** PROBLEM **
Find every line containing the word "trưa" and report the count, nothing more.

** ENTRIES SUPPLIED **
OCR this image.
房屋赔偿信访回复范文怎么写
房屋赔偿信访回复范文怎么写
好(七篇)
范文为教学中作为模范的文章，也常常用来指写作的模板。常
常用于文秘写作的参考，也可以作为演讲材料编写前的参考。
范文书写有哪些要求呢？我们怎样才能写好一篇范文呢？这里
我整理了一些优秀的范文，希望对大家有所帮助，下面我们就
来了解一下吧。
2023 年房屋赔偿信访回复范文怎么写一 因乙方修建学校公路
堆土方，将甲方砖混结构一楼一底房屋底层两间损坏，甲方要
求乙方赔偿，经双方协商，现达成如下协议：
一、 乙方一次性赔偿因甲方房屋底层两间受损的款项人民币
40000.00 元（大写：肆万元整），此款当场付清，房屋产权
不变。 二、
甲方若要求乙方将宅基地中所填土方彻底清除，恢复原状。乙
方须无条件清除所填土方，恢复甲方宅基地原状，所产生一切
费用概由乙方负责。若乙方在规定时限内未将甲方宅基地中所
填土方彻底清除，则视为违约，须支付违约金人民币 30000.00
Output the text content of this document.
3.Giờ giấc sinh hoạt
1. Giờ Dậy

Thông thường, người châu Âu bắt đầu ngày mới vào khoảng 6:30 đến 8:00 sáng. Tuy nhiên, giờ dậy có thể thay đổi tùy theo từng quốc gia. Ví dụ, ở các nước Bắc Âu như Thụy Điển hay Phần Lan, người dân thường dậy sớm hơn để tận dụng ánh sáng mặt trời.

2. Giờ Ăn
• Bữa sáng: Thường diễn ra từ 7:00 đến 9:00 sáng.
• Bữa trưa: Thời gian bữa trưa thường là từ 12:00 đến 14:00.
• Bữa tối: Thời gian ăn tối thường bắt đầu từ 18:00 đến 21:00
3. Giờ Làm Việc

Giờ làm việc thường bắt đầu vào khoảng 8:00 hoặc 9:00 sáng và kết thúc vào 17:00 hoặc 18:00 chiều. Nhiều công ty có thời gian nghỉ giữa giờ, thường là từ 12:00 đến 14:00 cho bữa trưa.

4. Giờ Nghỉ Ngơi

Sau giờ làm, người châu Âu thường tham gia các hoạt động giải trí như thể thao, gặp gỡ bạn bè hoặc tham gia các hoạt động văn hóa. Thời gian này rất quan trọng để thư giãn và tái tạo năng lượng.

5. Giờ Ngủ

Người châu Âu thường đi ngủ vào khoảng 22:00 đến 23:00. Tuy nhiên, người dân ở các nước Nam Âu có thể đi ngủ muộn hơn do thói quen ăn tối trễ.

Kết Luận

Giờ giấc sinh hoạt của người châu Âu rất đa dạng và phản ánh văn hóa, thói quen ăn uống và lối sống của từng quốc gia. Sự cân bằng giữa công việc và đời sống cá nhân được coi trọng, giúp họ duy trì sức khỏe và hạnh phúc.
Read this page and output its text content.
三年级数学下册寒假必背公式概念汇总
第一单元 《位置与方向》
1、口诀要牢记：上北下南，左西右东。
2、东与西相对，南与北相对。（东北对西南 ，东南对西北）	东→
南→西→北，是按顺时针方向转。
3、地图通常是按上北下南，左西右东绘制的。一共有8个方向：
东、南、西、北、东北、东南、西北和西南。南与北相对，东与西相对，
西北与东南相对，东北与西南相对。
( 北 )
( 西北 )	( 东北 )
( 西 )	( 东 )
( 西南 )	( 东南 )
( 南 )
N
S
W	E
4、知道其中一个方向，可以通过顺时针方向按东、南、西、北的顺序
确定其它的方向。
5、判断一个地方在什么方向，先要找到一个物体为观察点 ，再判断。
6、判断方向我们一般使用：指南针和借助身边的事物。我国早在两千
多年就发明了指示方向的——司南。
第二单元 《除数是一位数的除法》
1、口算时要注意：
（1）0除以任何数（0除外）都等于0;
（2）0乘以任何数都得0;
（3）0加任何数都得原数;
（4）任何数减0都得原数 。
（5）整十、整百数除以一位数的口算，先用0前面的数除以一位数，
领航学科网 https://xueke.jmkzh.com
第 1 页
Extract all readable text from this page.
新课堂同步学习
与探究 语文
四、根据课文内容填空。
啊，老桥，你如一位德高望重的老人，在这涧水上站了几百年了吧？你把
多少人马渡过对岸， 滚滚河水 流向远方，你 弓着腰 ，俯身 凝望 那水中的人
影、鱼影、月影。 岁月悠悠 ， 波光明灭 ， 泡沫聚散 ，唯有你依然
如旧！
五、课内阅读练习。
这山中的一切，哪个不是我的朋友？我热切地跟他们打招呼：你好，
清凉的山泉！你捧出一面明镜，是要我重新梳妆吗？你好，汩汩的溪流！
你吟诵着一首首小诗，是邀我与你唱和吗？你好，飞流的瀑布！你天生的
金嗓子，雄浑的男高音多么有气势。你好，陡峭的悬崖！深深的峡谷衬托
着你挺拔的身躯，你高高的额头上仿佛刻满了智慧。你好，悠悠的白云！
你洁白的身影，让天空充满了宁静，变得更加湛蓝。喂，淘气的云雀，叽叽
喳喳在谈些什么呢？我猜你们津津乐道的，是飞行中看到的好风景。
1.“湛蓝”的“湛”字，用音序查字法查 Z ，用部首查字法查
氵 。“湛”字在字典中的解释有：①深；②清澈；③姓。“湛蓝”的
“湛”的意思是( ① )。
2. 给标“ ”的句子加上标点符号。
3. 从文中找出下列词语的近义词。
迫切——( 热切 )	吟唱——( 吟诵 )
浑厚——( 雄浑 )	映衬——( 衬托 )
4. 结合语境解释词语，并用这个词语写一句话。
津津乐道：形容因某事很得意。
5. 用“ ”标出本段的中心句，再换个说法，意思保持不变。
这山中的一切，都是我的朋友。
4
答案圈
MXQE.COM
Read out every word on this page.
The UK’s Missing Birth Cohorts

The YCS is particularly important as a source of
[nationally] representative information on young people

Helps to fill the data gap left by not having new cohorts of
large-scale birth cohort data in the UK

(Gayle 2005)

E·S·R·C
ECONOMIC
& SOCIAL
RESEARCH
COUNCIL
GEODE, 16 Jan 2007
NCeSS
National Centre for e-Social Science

** ANSWER FOR THE TASK **
2